Would you copy only the lines below, beginning with the one that contains "Read out every word on this page." and running through the last entry line?

## Task material

-=-=-=-=-

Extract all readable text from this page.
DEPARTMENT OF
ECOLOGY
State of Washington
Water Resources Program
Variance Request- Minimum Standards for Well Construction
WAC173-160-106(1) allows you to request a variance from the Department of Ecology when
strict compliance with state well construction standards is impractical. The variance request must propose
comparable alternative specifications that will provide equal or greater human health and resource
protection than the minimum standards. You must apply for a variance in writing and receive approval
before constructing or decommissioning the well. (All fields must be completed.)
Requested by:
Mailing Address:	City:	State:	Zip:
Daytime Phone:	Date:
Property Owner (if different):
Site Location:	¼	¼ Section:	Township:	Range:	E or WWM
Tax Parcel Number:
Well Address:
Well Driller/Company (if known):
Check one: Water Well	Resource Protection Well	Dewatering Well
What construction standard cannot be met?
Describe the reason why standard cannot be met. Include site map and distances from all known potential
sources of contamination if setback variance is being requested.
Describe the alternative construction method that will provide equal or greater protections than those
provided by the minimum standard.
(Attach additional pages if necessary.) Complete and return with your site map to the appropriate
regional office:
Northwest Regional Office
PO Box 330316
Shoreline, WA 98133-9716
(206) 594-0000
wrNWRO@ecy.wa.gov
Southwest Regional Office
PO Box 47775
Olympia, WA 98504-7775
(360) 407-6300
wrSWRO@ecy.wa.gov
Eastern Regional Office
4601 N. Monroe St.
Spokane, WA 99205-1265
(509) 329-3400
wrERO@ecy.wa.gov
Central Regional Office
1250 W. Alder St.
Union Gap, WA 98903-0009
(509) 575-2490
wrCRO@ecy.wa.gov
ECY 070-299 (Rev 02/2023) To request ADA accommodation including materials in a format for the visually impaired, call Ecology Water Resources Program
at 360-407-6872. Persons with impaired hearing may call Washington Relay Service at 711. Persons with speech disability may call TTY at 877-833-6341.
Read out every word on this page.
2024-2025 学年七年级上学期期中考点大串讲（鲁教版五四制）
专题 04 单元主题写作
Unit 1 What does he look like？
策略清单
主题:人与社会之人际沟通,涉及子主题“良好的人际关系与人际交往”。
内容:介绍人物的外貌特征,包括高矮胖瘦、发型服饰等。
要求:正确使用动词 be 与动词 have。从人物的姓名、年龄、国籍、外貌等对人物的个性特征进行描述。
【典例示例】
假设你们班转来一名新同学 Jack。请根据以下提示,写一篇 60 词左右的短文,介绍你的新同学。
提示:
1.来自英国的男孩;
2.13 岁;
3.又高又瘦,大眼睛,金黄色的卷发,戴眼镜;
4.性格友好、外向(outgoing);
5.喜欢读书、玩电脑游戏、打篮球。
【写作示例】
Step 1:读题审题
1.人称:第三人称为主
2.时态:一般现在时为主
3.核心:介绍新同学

-=-=-=-=-

## Output below
Read out every word on this page.
2024-2025 学年七年级上学期期中考点大串讲（鲁教版五四制）
专题 04 单元主题写作
Unit 1 What does he look like？
策略清单
主题:人与社会之人际沟通,涉及子主题“良好的人际关系与人际交往”。
内容:介绍人物的外貌特征,包括高矮胖瘦、发型服饰等。
要求:正确使用动词 be 与动词 have。从人物的姓名、年龄、国籍、外貌等对人物的个性特征进行描述。
【典例示例】
假设你们班转来一名新同学 Jack。请根据以下提示,写一篇 60 词左右的短文,介绍你的新同学。
提示:
1.来自英国的男孩;
2.13 岁;
3.又高又瘦,大眼睛,金黄色的卷发,戴眼镜;
4.性格友好、外向(outgoing);
5.喜欢读书、玩电脑游戏、打篮球。
【写作示例】
Step 1:读题审题
1.人称:第三人称为主
2.时态:一般现在时为主
3.核心:介绍新同学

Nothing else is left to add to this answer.